Figure record extracts
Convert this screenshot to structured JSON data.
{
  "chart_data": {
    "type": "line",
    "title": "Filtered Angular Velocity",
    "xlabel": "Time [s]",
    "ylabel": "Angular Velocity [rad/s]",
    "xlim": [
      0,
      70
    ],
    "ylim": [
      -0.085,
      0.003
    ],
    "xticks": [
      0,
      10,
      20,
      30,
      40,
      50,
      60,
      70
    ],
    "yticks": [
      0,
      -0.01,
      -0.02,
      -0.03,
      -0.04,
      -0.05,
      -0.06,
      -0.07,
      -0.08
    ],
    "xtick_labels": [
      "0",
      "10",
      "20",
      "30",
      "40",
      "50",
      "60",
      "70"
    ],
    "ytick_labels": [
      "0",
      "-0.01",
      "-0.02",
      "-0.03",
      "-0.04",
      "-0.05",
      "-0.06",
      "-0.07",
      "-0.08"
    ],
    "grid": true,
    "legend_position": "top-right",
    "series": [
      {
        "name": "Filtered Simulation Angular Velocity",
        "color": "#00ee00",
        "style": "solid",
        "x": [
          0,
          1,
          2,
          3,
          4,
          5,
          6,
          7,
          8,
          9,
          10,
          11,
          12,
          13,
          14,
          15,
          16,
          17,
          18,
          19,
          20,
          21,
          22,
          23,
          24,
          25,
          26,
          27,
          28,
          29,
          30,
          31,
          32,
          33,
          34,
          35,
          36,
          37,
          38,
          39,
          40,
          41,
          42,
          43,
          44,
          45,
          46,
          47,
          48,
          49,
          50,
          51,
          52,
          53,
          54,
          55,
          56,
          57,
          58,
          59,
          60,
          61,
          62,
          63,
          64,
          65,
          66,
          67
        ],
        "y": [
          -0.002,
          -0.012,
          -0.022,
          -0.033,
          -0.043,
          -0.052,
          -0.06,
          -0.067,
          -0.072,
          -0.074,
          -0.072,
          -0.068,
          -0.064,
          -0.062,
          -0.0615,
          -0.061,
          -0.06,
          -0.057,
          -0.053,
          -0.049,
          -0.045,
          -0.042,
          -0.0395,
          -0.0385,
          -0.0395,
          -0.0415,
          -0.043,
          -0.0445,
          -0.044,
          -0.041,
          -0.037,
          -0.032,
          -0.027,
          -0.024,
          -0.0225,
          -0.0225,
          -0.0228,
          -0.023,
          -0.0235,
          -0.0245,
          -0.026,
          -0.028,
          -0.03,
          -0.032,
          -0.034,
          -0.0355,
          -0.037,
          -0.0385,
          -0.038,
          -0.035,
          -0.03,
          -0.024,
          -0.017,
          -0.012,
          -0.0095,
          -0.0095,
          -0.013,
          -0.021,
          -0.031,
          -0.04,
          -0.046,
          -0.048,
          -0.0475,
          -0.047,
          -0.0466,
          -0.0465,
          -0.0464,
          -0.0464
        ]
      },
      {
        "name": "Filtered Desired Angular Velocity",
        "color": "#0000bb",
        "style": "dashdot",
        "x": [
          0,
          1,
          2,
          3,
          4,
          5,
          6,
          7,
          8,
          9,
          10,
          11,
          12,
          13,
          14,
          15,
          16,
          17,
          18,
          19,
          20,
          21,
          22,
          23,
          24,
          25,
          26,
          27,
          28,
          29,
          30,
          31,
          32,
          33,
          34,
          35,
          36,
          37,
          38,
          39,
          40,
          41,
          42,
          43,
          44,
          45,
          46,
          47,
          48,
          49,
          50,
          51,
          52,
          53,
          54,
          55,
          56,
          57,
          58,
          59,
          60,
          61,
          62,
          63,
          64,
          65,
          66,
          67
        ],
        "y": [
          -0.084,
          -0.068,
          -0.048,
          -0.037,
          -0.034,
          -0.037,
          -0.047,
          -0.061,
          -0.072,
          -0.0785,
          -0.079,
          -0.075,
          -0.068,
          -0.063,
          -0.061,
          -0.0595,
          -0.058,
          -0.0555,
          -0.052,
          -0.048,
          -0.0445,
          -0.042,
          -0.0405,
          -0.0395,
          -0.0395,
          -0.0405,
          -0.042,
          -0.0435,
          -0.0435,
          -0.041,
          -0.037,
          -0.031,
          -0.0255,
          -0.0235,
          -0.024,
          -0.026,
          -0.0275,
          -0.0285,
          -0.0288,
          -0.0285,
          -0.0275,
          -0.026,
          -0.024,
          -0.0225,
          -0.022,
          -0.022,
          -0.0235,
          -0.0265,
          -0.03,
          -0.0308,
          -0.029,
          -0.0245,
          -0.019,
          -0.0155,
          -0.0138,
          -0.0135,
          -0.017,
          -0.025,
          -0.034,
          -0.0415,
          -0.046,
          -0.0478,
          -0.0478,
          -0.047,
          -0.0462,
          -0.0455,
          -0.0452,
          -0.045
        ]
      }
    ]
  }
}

| Written problem |
Read the data above and pull out each line that holds the string "name".

| Solution to this exercise |
        "name": "Filtered Simulation Angular Velocity",
        "name": "Filtered Desired Angular Velocity",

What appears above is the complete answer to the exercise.